EXERCISE OBJECTIVE:
Copy each line below in which the string "this" occurs.

* Begin EXERCISE MATERIALS *

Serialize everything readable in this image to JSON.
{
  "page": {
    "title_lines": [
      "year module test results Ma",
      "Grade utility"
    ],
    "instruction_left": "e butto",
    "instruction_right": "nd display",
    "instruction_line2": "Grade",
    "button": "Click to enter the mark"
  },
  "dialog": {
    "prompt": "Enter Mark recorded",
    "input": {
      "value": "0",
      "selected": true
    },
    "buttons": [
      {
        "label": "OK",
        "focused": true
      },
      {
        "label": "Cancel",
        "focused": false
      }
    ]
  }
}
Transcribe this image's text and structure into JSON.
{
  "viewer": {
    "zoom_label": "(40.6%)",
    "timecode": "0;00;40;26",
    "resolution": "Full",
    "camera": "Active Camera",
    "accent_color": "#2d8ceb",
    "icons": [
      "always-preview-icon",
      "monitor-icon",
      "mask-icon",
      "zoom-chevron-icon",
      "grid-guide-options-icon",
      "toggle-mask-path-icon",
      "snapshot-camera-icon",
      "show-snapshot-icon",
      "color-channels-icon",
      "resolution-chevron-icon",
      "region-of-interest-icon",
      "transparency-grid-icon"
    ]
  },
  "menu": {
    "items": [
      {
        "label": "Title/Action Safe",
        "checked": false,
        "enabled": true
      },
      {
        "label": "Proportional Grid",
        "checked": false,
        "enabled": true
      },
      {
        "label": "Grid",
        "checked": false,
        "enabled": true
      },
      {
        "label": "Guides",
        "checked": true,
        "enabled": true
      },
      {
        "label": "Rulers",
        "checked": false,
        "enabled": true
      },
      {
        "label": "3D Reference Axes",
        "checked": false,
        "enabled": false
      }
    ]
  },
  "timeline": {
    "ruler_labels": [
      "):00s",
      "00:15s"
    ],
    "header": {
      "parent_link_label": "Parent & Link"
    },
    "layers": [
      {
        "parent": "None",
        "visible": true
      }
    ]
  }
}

* End EXERCISE MATERIALS *

TASK ANSWER:
Serialize everything readable in this image to JSON.
Transcribe this image's text and structure into JSON.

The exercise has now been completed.